--- Start of DATASET RECORDS ---

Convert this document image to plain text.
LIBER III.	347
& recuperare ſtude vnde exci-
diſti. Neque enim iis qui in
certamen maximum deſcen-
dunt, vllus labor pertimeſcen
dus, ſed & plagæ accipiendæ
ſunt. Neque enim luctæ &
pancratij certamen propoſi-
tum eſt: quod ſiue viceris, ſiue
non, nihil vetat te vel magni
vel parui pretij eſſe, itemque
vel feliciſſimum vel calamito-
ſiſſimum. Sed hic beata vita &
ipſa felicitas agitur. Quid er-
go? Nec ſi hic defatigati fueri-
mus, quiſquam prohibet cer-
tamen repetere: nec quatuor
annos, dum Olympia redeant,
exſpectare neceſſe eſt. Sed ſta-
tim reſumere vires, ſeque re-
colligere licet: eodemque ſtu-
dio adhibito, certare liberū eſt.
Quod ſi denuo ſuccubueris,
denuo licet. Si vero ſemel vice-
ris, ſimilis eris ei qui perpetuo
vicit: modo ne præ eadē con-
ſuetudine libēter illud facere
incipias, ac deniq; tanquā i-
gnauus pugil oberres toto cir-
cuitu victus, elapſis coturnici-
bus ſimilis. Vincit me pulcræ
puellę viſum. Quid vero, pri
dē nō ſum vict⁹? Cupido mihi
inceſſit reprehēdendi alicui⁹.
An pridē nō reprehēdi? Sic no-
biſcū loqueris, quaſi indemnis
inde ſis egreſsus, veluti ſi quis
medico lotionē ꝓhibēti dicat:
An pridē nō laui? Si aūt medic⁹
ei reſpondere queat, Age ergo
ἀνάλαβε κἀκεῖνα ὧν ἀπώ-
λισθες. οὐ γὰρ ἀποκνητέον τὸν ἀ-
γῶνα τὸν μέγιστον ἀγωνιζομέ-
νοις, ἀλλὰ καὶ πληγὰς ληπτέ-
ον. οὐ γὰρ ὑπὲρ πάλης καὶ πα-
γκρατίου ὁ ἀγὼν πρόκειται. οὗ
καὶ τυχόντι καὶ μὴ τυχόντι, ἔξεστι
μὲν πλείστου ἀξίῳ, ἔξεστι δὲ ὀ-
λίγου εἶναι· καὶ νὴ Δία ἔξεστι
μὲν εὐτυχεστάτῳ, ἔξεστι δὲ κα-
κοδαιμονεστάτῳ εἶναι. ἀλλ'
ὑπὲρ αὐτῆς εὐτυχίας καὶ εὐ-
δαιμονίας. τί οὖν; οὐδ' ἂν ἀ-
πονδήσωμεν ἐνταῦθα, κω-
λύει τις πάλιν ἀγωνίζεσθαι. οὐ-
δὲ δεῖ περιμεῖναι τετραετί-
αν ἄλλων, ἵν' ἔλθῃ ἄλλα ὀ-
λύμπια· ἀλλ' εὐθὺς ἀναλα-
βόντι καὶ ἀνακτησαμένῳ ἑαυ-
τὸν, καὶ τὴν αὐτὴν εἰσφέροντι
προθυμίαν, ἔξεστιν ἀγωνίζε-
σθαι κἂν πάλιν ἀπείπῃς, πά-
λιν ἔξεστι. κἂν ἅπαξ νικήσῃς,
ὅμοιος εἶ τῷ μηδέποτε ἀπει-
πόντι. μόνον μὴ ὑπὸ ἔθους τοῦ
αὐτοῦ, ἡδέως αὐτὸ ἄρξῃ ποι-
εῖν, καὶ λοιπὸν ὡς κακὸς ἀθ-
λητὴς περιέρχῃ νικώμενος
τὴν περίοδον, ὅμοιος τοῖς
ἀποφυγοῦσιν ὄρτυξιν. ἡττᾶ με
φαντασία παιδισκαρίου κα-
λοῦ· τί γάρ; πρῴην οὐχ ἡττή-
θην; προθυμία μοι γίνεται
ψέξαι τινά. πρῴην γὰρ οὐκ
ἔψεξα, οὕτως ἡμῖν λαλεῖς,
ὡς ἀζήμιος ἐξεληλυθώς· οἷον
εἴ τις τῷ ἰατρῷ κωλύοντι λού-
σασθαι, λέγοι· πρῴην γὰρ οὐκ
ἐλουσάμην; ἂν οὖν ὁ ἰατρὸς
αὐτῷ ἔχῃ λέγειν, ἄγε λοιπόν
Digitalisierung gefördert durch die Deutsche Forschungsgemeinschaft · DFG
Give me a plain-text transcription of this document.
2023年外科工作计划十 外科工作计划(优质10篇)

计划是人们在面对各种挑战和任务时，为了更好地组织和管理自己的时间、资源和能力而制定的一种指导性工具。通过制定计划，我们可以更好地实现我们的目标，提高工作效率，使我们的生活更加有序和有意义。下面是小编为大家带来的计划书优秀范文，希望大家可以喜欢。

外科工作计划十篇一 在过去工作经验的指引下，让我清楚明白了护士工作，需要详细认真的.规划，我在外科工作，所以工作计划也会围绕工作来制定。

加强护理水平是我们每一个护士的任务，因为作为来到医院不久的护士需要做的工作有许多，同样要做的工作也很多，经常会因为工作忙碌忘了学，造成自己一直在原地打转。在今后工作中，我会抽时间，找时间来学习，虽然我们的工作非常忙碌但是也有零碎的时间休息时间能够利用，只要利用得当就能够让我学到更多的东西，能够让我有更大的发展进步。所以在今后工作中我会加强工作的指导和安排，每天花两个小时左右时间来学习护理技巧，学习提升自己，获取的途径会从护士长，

--- End of DATASET RECORDS ---

Emit verbatim the lines running from the one with "Give me a plain-text" through the last line of the data, both endpoints inclusive.

# EXPECTED OUTPUT
Give me a plain-text transcription of this document.
2023年外科工作计划十 外科工作计划(优质10篇)

计划是人们在面对各种挑战和任务时，为了更好地组织和管理自己的时间、资源和能力而制定的一种指导性工具。通过制定计划，我们可以更好地实现我们的目标，提高工作效率，使我们的生活更加有序和有意义。下面是小编为大家带来的计划书优秀范文，希望大家可以喜欢。

外科工作计划十篇一 在过去工作经验的指引下，让我清楚明白了护士工作，需要详细认真的.规划，我在外科工作，所以工作计划也会围绕工作来制定。

加强护理水平是我们每一个护士的任务，因为作为来到医院不久的护士需要做的工作有许多，同样要做的工作也很多，经常会因为工作忙碌忘了学，造成自己一直在原地打转。在今后工作中，我会抽时间，找时间来学习，虽然我们的工作非常忙碌但是也有零碎的时间休息时间能够利用，只要利用得当就能够让我学到更多的东西，能够让我有更大的发展进步。所以在今后工作中我会加强工作的指导和安排，每天花两个小时左右时间来学习护理技巧，学习提升自己，获取的途径会从护士长，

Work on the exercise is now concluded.